The establishment wanted a sweet ’16, not a 17-candidate pileup. Here’s what happened. (Illustration by POLITICO/AP and Getty.)
By Glenn Thrush and Alex Isenstadt
Thursday, August 06, 2015
Jeb Bush, the man who would be frontrunner, was as surprised as anybody when Donald Trump jumped into the 2016 presidential race in June. His instinctive first reaction was to hold his tongue, and his advisers agreed the best option was to keep his distance from an interloper who wanted to drag him into a reality-show shouting match.
Bush stayed strategically silent even when Trump delivered his infamous crack that some Mexican immigrants were “rapists.” It wasn’t easy, considering Bush speaks nearly flawless Spanish, backs comprehensive immigration reform and is married to the former Columba Garnica de Gallo of Leon, Mexico.
Like everyone else, Bush soon found Trump impossible to ignore. When Trump reposted a nasty tweet a couple of weeks after his contentious announcement speech— “Bush has to like Mexican illegals because of his wife”—the former Florida governor was forced to respond. “You can love your Mexican-American wife,” he told one interviewer before telling another that Trump was “preying on people’s fears.”
The half-dozen conservative senators and governors who had planned to run before Bush brought out his shock-and-awe fundraising campaign, had to laugh: They viewed Bush himself as an intruder, a political semi-retiree who sat on the sidelines for eight years while they fought Barack Obama. Now it was Bush’s turn to rage at an outsider.

#### [TASKS]
(1) Reproduce the stretch of the article on Jeb Bush and Donald Trump from "By Glenn Thrush" through "of Leon, Mexico.".
(2) Answer these questions using the article on Jeb Bush and Donald Trump:
(a) Where is Bush's wife from?
(b) What word did Trump use for some Mexican immigrants?
(c) For how many years did the conservative senators and governors see Bush as sitting on the sidelines?
(3) Summarize the article on Jeb Bush and Donald Trump in two sentences.
Answer from the text alone.

#### [SUPPLIED DATA]
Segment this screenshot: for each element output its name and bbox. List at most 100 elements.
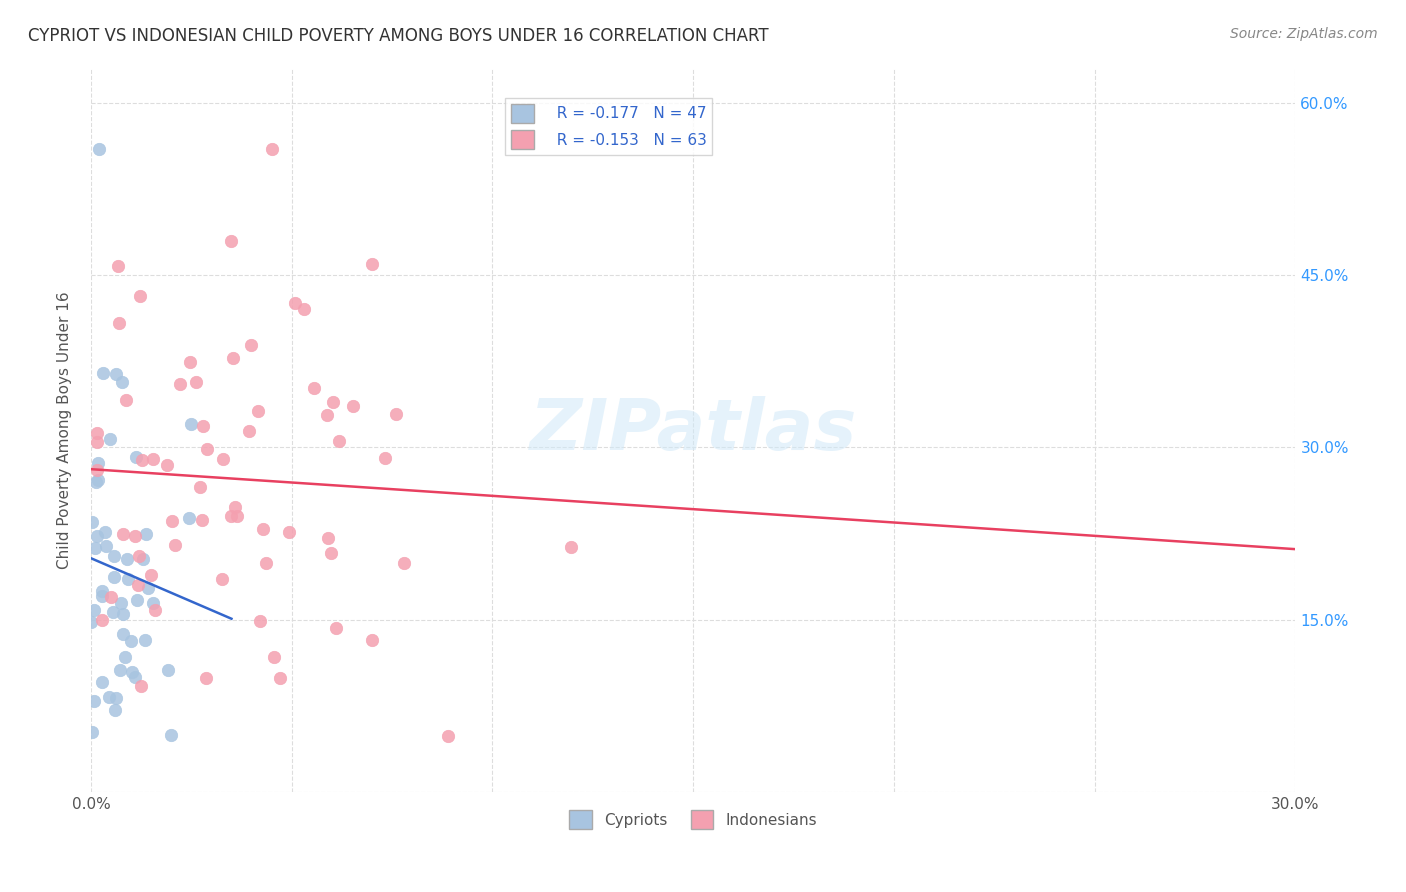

#### [THE RESPONSES]
(1)
By Glenn Thrush and Alex Isenstadt
Thursday, August 06, 2015
Jeb Bush, the man who would be frontrunner, was as surprised as anybody when Donald Trump jumped into the 2016 presidential race in June. His instinctive first reaction was to hold his tongue, and his advisers agreed the best option was to keep his distance from an interloper who wanted to drag him into a reality-show shouting match.
Bush stayed strategically silent even when Trump delivered his infamous crack that some Mexican immigrants were “rapists.” It wasn’t easy, considering Bush speaks nearly flawless Spanish, backs comprehensive immigration reform and is married to the former Columba Garnica de Gallo of Leon, Mexico.

(2)
(a) Leon, Mexico.
(b) "Rapists."
(c) Eight years.

(3) Jeb Bush was surprised when Donald Trump entered the 2016 presidential race in June, and on his advisers' advice he stayed silent, even after Trump called some Mexican immigrants "rapists." When Trump reposted a tweet attacking Bush over his wife, Bush was forced to respond, and the conservative senators and governors who had seen Bush himself as an intruder had to laugh that he was now raging at an outsider.